• GIVEN INSTRUCTION
Read through the records below and copy each line that uses the word "poor".

• INPUT RECORDS
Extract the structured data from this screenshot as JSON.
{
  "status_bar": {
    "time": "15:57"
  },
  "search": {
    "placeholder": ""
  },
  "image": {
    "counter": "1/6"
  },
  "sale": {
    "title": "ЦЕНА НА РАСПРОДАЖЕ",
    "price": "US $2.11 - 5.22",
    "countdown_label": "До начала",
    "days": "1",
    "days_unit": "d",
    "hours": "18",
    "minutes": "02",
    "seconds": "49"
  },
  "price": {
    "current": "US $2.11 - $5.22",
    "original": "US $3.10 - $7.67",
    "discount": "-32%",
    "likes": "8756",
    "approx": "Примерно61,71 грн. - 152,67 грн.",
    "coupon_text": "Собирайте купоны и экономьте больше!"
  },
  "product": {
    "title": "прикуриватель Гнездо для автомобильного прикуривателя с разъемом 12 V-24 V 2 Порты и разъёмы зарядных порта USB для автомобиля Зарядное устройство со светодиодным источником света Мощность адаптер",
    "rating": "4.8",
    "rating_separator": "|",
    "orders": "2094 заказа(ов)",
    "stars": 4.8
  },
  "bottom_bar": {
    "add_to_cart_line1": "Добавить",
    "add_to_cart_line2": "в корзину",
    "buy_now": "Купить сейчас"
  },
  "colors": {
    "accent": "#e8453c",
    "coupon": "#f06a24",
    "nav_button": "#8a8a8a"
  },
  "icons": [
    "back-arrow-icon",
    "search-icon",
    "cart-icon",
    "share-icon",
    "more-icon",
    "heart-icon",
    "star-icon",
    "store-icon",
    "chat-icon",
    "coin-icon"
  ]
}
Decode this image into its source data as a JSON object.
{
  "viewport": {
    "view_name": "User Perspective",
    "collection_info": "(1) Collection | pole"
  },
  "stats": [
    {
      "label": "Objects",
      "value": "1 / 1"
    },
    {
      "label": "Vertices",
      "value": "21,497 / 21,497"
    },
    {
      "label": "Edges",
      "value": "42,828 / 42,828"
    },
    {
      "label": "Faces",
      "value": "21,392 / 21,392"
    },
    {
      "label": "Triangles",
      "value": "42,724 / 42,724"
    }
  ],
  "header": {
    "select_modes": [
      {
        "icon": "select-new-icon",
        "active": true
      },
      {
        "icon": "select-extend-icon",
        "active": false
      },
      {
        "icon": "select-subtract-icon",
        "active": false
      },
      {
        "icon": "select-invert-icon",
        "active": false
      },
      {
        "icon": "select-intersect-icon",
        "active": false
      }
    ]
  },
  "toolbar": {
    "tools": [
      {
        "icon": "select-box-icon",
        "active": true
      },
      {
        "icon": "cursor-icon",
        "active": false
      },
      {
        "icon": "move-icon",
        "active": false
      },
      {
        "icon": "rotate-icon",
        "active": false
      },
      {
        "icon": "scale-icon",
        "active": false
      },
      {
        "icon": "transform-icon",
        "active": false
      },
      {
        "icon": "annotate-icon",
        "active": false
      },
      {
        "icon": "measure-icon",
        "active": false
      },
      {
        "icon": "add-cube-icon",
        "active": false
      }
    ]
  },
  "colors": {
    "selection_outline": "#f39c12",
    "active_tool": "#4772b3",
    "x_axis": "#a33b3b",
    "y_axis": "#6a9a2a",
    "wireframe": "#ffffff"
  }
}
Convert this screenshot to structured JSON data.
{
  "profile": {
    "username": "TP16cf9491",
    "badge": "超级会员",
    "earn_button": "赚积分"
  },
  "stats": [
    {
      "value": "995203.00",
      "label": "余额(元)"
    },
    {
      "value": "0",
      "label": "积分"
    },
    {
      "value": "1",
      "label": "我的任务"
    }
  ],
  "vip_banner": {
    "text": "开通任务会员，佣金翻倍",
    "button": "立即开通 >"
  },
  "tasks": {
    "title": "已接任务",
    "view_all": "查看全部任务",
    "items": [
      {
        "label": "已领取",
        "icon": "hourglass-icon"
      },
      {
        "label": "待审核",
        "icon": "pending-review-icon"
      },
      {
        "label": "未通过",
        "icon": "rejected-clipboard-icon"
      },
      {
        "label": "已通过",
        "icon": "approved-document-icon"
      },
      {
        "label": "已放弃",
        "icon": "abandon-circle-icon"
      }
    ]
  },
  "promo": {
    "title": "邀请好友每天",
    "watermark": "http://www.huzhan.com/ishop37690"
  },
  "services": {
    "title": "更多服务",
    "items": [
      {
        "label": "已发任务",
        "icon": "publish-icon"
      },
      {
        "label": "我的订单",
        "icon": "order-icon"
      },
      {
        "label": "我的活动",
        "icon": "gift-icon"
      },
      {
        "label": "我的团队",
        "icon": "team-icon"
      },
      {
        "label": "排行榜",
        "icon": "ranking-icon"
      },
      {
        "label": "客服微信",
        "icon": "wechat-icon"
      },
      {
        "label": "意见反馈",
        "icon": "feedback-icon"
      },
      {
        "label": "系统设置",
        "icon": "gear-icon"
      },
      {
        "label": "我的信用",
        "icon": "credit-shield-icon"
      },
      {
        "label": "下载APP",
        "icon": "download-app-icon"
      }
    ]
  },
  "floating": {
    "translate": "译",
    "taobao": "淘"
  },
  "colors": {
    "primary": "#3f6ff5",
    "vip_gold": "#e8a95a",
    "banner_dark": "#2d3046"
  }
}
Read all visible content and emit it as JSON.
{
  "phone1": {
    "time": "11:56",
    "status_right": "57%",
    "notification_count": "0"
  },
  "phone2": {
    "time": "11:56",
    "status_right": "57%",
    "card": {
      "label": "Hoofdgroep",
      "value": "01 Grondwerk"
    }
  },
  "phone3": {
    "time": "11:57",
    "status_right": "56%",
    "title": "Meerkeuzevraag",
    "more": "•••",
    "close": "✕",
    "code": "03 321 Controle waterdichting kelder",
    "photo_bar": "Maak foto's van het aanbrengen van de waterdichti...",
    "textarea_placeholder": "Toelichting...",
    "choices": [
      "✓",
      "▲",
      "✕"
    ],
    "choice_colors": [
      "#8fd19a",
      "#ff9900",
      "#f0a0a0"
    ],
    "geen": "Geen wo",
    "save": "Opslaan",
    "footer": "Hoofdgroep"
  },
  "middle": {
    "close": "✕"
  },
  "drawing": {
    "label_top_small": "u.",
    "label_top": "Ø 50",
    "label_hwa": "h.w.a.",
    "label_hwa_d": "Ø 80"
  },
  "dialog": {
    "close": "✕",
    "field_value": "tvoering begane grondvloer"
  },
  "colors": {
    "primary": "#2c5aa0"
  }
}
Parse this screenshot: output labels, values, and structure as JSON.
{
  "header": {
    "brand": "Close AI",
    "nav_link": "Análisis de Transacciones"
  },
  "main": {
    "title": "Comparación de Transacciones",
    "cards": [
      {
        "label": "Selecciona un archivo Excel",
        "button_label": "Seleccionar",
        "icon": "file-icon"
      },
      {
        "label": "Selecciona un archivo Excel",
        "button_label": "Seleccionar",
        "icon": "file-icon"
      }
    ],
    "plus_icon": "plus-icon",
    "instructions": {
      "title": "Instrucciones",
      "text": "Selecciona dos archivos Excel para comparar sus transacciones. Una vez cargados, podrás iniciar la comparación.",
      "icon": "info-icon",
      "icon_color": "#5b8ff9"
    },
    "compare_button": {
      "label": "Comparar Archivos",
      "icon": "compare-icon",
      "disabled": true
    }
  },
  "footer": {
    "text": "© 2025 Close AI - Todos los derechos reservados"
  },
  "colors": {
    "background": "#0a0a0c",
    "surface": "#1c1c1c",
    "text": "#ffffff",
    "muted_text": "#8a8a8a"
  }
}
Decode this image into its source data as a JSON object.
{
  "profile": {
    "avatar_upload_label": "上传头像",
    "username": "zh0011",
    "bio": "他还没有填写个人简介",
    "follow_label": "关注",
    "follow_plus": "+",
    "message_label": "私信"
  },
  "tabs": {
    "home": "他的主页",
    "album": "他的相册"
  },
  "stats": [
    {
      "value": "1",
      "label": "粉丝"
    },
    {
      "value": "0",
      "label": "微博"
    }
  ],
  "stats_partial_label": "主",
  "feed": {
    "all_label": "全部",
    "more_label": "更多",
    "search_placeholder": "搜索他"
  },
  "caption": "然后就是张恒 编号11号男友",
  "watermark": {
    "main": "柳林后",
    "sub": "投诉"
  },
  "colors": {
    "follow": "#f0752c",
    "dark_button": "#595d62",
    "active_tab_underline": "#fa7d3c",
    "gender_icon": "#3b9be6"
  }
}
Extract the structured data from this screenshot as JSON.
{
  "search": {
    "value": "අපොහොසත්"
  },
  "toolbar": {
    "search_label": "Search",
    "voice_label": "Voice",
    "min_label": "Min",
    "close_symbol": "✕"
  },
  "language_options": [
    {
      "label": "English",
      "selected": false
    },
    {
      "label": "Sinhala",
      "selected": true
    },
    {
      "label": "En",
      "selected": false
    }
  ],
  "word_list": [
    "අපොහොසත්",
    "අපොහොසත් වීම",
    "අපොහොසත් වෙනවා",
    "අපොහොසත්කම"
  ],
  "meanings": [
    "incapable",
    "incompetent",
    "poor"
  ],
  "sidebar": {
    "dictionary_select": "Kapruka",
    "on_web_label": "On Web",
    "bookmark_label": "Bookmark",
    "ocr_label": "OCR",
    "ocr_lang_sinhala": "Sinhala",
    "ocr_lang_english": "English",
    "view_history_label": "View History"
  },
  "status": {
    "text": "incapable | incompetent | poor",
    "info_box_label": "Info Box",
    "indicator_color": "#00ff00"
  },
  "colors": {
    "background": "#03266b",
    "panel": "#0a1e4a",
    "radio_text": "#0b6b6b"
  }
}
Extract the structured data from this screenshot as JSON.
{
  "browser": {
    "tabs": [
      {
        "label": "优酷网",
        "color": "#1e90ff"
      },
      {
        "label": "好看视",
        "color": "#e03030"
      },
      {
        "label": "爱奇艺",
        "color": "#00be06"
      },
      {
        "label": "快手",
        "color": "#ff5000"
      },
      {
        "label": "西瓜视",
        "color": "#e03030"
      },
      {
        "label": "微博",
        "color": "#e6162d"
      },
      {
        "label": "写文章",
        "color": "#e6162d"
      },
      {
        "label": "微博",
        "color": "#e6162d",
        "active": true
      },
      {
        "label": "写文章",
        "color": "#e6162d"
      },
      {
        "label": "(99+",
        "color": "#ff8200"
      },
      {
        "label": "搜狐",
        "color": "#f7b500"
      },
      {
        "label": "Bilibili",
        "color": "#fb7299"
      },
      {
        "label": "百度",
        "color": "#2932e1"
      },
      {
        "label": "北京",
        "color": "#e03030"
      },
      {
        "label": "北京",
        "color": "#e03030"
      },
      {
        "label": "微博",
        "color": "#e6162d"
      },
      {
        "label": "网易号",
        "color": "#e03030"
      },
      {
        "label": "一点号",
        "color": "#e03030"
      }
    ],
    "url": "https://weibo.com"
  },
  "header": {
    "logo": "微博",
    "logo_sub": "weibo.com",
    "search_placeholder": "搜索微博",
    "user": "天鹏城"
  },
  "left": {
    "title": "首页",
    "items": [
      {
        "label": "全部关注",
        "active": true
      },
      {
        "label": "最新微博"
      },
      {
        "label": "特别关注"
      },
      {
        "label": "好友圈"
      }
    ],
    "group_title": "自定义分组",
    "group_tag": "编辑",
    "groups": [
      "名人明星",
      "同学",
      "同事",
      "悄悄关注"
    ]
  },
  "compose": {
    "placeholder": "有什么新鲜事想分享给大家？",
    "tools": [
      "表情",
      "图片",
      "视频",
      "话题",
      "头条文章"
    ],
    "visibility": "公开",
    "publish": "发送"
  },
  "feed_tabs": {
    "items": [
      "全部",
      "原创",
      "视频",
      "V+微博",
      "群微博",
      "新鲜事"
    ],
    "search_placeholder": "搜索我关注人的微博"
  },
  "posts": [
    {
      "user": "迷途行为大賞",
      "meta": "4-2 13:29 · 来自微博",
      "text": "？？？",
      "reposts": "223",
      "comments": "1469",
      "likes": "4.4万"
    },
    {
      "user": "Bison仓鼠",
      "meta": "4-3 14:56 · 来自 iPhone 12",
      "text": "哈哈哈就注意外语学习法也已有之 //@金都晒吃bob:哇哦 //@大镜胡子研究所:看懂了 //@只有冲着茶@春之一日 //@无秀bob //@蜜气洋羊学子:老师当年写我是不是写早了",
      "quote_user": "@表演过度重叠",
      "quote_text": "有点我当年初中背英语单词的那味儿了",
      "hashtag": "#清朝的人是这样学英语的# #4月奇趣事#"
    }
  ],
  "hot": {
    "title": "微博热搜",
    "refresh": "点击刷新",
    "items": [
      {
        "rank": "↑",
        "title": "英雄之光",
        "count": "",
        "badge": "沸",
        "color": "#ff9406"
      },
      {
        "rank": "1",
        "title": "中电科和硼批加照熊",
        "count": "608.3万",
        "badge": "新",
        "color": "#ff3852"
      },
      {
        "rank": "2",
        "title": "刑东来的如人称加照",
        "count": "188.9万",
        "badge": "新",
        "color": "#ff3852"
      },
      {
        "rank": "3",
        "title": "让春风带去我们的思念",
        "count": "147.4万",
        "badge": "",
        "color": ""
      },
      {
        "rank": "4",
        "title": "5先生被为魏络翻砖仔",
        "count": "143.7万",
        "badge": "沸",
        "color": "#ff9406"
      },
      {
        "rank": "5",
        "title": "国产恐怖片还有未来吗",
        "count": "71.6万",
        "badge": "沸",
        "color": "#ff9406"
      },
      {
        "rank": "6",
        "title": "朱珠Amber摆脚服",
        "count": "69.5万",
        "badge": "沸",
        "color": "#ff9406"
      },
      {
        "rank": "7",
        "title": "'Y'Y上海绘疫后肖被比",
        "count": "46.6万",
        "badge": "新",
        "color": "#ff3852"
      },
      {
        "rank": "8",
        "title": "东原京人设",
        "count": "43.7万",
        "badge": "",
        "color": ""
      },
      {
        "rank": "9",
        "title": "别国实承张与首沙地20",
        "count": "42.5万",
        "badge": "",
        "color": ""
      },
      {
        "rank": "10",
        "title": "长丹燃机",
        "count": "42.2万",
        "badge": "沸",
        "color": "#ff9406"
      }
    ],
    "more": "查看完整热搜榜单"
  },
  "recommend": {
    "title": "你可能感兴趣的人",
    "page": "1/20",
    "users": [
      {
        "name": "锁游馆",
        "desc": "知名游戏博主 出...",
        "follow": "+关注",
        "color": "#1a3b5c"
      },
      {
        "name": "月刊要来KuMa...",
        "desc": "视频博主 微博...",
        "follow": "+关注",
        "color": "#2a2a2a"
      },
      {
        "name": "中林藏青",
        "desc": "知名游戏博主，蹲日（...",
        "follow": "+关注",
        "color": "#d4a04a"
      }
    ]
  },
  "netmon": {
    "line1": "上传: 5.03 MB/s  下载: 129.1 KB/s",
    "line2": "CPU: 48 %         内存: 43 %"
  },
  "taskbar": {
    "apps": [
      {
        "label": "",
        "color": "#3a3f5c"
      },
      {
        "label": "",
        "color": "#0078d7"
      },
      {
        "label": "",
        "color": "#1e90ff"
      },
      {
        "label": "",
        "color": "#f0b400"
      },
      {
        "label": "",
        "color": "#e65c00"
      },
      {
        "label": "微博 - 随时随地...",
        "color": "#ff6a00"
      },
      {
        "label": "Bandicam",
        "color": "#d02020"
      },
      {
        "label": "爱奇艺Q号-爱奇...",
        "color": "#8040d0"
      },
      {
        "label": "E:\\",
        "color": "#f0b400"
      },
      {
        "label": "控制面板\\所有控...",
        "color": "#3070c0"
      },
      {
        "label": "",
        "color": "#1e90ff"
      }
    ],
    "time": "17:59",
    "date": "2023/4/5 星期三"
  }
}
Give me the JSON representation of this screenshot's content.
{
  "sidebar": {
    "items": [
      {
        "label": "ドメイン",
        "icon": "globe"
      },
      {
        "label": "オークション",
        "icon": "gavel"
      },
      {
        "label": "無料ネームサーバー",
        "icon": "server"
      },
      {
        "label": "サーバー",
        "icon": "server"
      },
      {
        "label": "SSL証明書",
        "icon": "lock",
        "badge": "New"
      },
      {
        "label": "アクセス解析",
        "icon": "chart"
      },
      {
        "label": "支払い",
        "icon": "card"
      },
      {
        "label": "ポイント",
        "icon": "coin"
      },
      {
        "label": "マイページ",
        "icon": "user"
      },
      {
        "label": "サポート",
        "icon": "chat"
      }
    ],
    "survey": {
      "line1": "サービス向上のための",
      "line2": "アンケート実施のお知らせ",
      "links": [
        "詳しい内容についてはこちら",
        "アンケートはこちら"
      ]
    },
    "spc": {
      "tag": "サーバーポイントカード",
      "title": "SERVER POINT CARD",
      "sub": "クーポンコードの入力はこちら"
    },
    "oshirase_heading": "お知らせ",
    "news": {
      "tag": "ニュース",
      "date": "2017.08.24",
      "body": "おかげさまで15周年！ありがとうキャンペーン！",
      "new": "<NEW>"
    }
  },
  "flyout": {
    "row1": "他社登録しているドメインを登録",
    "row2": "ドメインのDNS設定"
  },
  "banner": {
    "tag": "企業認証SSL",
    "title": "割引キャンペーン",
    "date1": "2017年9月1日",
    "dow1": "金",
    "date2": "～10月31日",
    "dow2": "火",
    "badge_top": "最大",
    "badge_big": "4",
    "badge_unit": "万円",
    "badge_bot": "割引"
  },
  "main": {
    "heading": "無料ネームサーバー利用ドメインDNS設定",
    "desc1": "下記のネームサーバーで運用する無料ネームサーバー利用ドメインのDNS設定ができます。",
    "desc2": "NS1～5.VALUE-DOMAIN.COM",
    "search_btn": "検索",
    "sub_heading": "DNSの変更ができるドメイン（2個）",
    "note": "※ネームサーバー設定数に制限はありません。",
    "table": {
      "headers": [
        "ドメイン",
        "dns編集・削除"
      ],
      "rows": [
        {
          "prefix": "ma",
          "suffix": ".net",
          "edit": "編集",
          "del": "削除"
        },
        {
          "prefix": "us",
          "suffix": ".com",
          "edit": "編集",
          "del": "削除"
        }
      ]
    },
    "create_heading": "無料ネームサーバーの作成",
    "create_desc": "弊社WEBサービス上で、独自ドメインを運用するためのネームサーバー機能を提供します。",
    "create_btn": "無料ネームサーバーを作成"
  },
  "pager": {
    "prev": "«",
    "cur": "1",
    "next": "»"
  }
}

• FINAL RESULT
    "poor"
    "text": "incapable | incompetent | poor",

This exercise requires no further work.